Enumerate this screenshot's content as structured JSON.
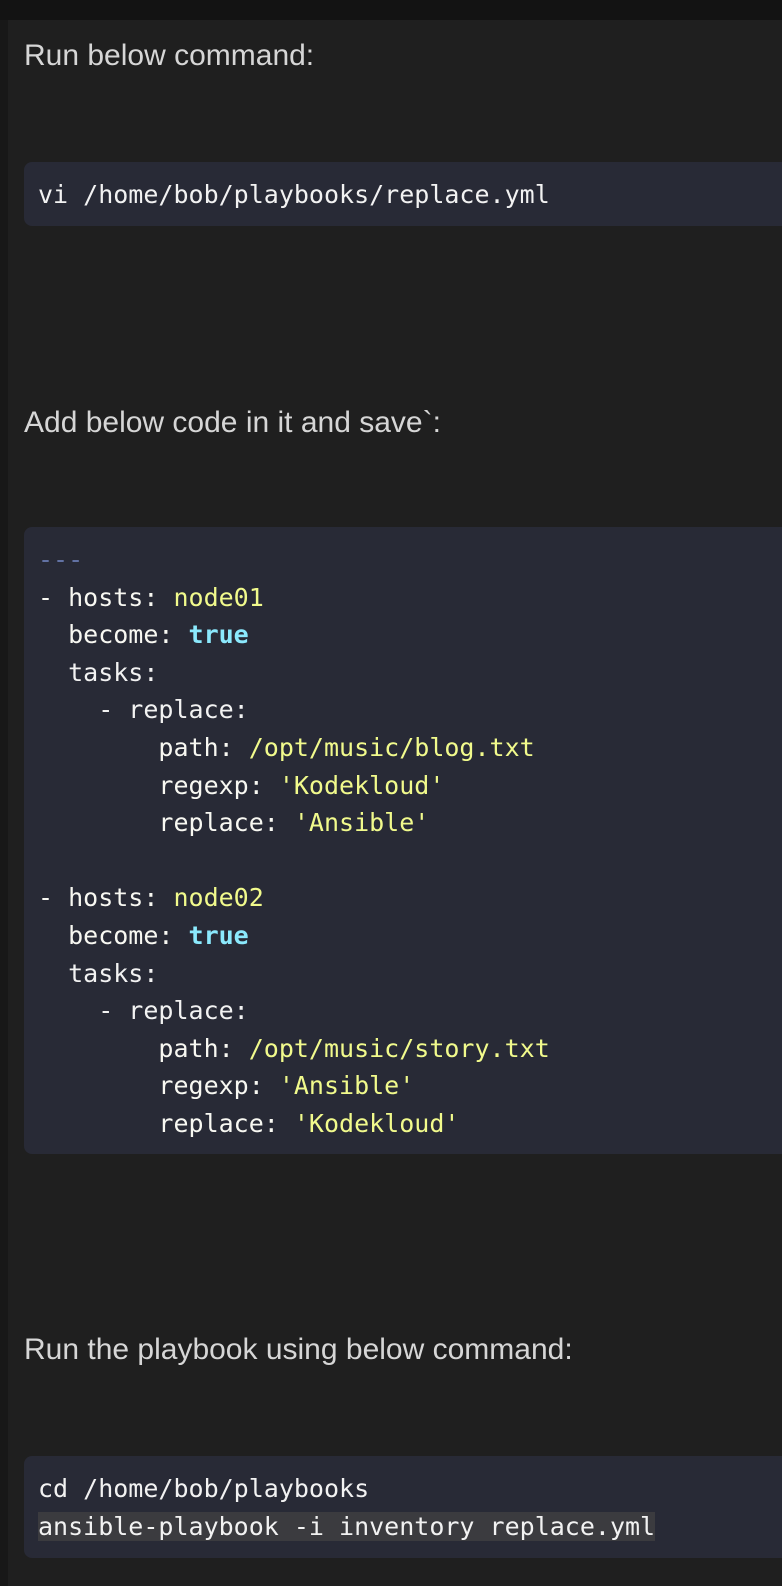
{
  "paragraphs": {
    "step1": "Run below command:",
    "step2": "Add below code in it and save`:",
    "step3": "Run the playbook using below command:"
  },
  "code_blocks": {
    "open_file": {
      "lines": [
        "vi /home/bob/playbooks/replace.yml"
      ]
    },
    "playbook": {
      "doc_separator": "---",
      "plays": [
        {
          "hosts_key": "- hosts: ",
          "hosts_value": "node01",
          "become_key": "  become: ",
          "become_value": "true",
          "tasks_key": "  tasks:",
          "task_dash": "    - replace:",
          "path_key": "        path: ",
          "path_value": "/opt/music/blog.txt",
          "regexp_key": "        regexp: ",
          "regexp_value": "'Kodekloud'",
          "replace_key": "        replace: ",
          "replace_value": "'Ansible'"
        },
        {
          "hosts_key": "- hosts: ",
          "hosts_value": "node02",
          "become_key": "  become: ",
          "become_value": "true",
          "tasks_key": "  tasks:",
          "task_dash": "    - replace:",
          "path_key": "        path: ",
          "path_value": "/opt/music/story.txt",
          "regexp_key": "        regexp: ",
          "regexp_value": "'Ansible'",
          "replace_key": "        replace: ",
          "replace_value": "'Kodekloud'"
        }
      ]
    },
    "run_playbook": {
      "lines": [
        "cd /home/bob/playbooks",
        "ansible-playbook -i inventory replace.yml"
      ]
    }
  }
}
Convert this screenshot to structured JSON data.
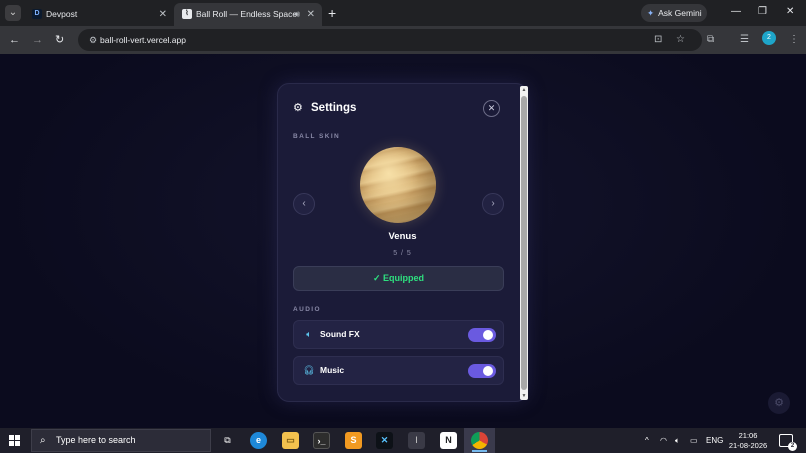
{
  "browser": {
    "tabs": [
      {
        "title": "Devpost",
        "favicon": "D"
      },
      {
        "title": "Ball Roll — Endless Space R",
        "favicon": "⌇"
      }
    ],
    "new_tab_label": "+",
    "gemini_label": "Ask Gemini",
    "url": "ball-roll-vert.vercel.app",
    "profile_initial": "2"
  },
  "settings": {
    "title": "Settings",
    "ball_skin_heading": "BALL SKIN",
    "skin_name": "Venus",
    "skin_index": "5 / 5",
    "equipped_label": "✓ Equipped",
    "audio_heading": "AUDIO",
    "audio_rows": [
      {
        "label": "Sound FX",
        "icon": "speaker-icon",
        "on": true
      },
      {
        "label": "Music",
        "icon": "headphones-icon",
        "on": true
      }
    ]
  },
  "taskbar": {
    "search_placeholder": "Type here to search",
    "language": "ENG",
    "time": "21:06",
    "date": "21-08-2026",
    "notification_count": "2"
  },
  "colors": {
    "accent": "#6a5ae0",
    "equipped_green": "#2ee07f",
    "panel_bg": "#1b1b38",
    "page_bg": "#0b0b1e"
  }
}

────────

-- THE TASK --
Transcribe all the lines above exactly, apart from the pictures.

-- REPLY TO THE TASK --
Enumerate this screenshot's content as structured JSON.
{
  "paragraphs": {
    "step1": "Run below command:",
    "step2": "Add below code in it and save`:",
    "step3": "Run the playbook using below command:"
  },
  "code_blocks": {
    "open_file": {
      "lines": [
        "vi /home/bob/playbooks/replace.yml"
      ]
    },
    "playbook": {
      "doc_separator": "---",
      "plays": [
        {
          "hosts_key": "- hosts: ",
          "hosts_value": "node01",
          "become_key": "  become: ",
          "become_value": "true",
          "tasks_key": "  tasks:",
          "task_dash": "    - replace:",
          "path_key": "        path: ",
          "path_value": "/opt/music/blog.txt",
          "regexp_key": "        regexp: ",
          "regexp_value": "'Kodekloud'",
          "replace_key": "        replace: ",
          "replace_value": "'Ansible'"
        },
        {
          "hosts_key": "- hosts: ",
          "hosts_value": "node02",
          "become_key": "  become: ",
          "become_value": "true",
          "tasks_key": "  tasks:",
          "task_dash": "    - replace:",
          "path_key": "        path: ",
          "path_value": "/opt/music/story.txt",
          "regexp_key": "        regexp: ",
          "regexp_value": "'Ansible'",
          "replace_key": "        replace: ",
          "replace_value": "'Kodekloud'"
        }
      ]
    },
    "run_playbook": {
      "lines": [
        "cd /home/bob/playbooks",
        "ansible-playbook -i inventory replace.yml"
      ]
    }
  }
}
Convert this screenshot to structured JSON data.
{
  "browser": {
    "tabs": [
      {
        "title": "Devpost",
        "favicon": "D"
      },
      {
        "title": "Ball Roll — Endless Space R",
        "favicon": "⌇"
      }
    ],
    "new_tab_label": "+",
    "gemini_label": "Ask Gemini",
    "url": "ball-roll-vert.vercel.app",
    "profile_initial": "2"
  },
  "settings": {
    "title": "Settings",
    "ball_skin_heading": "BALL SKIN",
    "skin_name": "Venus",
    "skin_index": "5 / 5",
    "equipped_label": "✓ Equipped",
    "audio_heading": "AUDIO",
    "audio_rows": [
      {
        "label": "Sound FX",
        "icon": "speaker-icon",
        "on": true
      },
      {
        "label": "Music",
        "icon": "headphones-icon",
        "on": true
      }
    ]
  },
  "taskbar": {
    "search_placeholder": "Type here to search",
    "language": "ENG",
    "time": "21:06",
    "date": "21-08-2026",
    "notification_count": "2"
  },
  "colors": {
    "accent": "#6a5ae0",
    "equipped_green": "#2ee07f",
    "panel_bg": "#1b1b38",
    "page_bg": "#0b0b1e"
  }
}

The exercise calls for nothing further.